### Set exercise
Every entry must be repeated exactly. Exclude all pictures.

### Raw records

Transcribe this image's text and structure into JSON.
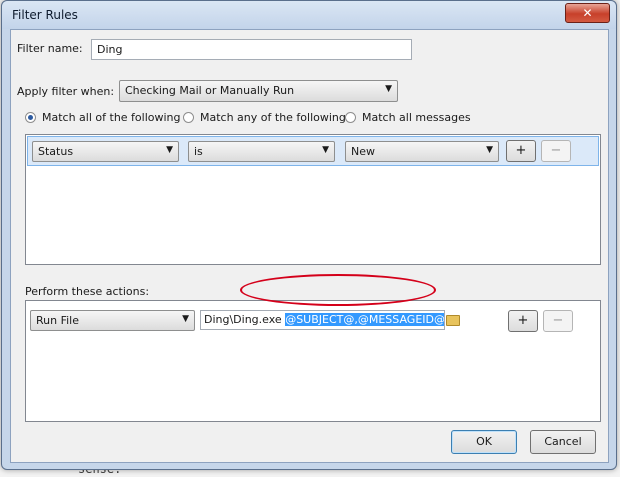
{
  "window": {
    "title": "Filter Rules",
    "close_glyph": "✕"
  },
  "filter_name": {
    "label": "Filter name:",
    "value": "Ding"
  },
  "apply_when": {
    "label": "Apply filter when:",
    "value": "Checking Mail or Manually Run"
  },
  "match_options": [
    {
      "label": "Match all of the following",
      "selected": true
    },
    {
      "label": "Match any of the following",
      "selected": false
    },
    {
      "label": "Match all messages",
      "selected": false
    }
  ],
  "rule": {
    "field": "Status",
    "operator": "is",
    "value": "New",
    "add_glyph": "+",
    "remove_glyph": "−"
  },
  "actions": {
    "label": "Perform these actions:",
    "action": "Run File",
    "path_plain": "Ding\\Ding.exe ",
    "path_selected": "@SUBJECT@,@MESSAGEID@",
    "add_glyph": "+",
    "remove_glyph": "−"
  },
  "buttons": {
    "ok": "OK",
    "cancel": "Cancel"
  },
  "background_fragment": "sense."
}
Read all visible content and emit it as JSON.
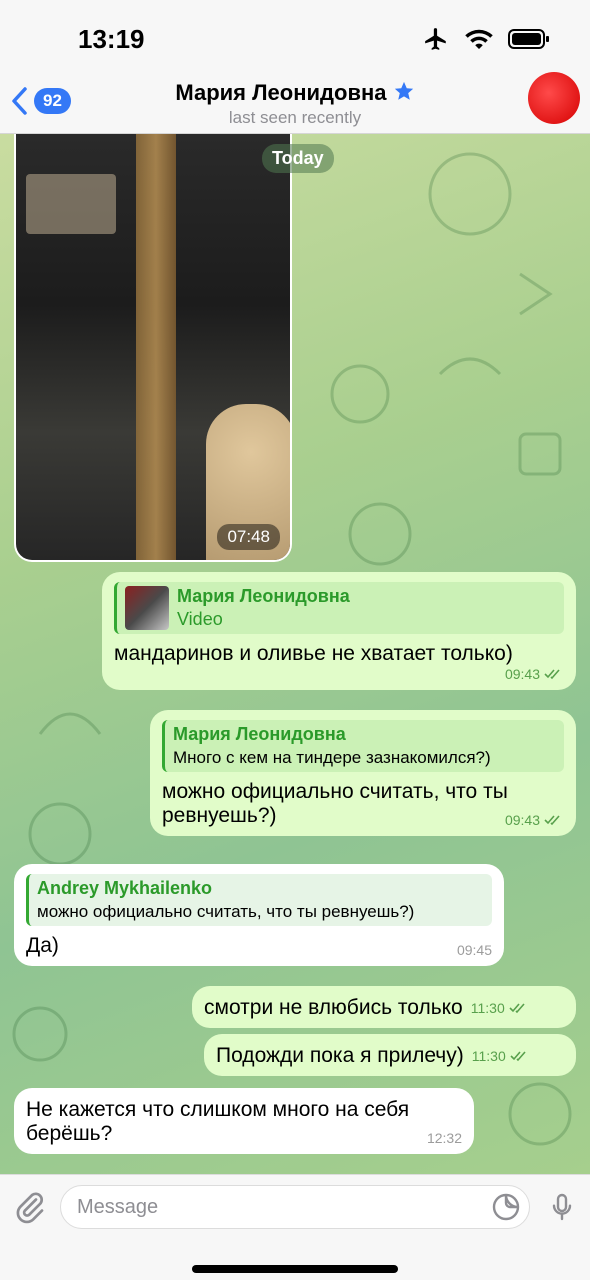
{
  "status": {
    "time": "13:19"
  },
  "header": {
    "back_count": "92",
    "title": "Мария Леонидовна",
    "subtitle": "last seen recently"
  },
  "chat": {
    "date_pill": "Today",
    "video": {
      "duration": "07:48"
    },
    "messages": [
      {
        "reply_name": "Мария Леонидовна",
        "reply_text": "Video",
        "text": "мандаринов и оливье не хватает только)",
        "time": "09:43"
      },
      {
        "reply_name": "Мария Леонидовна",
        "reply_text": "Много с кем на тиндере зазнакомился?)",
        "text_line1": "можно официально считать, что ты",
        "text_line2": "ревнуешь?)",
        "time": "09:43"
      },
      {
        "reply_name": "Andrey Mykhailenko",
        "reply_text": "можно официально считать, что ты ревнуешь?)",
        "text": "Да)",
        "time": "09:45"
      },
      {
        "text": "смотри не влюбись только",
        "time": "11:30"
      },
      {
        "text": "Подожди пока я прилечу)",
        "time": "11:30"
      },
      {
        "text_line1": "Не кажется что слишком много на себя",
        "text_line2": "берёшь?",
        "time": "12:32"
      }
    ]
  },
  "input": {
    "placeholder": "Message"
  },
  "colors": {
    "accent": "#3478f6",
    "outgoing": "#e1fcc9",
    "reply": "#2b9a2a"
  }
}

### Written answer
Transcribe this image's text and structure into JSON.
{
  "window": {
    "title": "Filter Rules",
    "close_glyph": "✕"
  },
  "filter_name": {
    "label": "Filter name:",
    "value": "Ding"
  },
  "apply_when": {
    "label": "Apply filter when:",
    "value": "Checking Mail or Manually Run"
  },
  "match_options": [
    {
      "label": "Match all of the following",
      "selected": true
    },
    {
      "label": "Match any of the following",
      "selected": false
    },
    {
      "label": "Match all messages",
      "selected": false
    }
  ],
  "rule": {
    "field": "Status",
    "operator": "is",
    "value": "New",
    "add_glyph": "+",
    "remove_glyph": "−"
  },
  "actions": {
    "label": "Perform these actions:",
    "action": "Run File",
    "path_plain": "Ding\\Ding.exe ",
    "path_selected": "@SUBJECT@,@MESSAGEID@",
    "add_glyph": "+",
    "remove_glyph": "−"
  },
  "buttons": {
    "ok": "OK",
    "cancel": "Cancel"
  },
  "background_fragment": "sense."
}
Read all visible content and emit it as JSON.
{
  "status": {
    "time": "13:19"
  },
  "header": {
    "back_count": "92",
    "title": "Мария Леонидовна",
    "subtitle": "last seen recently"
  },
  "chat": {
    "date_pill": "Today",
    "video": {
      "duration": "07:48"
    },
    "messages": [
      {
        "reply_name": "Мария Леонидовна",
        "reply_text": "Video",
        "text": "мандаринов и оливье не хватает только)",
        "time": "09:43"
      },
      {
        "reply_name": "Мария Леонидовна",
        "reply_text": "Много с кем на тиндере зазнакомился?)",
        "text_line1": "можно официально считать, что ты",
        "text_line2": "ревнуешь?)",
        "time": "09:43"
      },
      {
        "reply_name": "Andrey Mykhailenko",
        "reply_text": "можно официально считать, что ты ревнуешь?)",
        "text": "Да)",
        "time": "09:45"
      },
      {
        "text": "смотри не влюбись только",
        "time": "11:30"
      },
      {
        "text": "Подожди пока я прилечу)",
        "time": "11:30"
      },
      {
        "text_line1": "Не кажется что слишком много на себя",
        "text_line2": "берёшь?",
        "time": "12:32"
      }
    ]
  },
  "input": {
    "placeholder": "Message"
  },
  "colors": {
    "accent": "#3478f6",
    "outgoing": "#e1fcc9",
    "reply": "#2b9a2a"
  }
}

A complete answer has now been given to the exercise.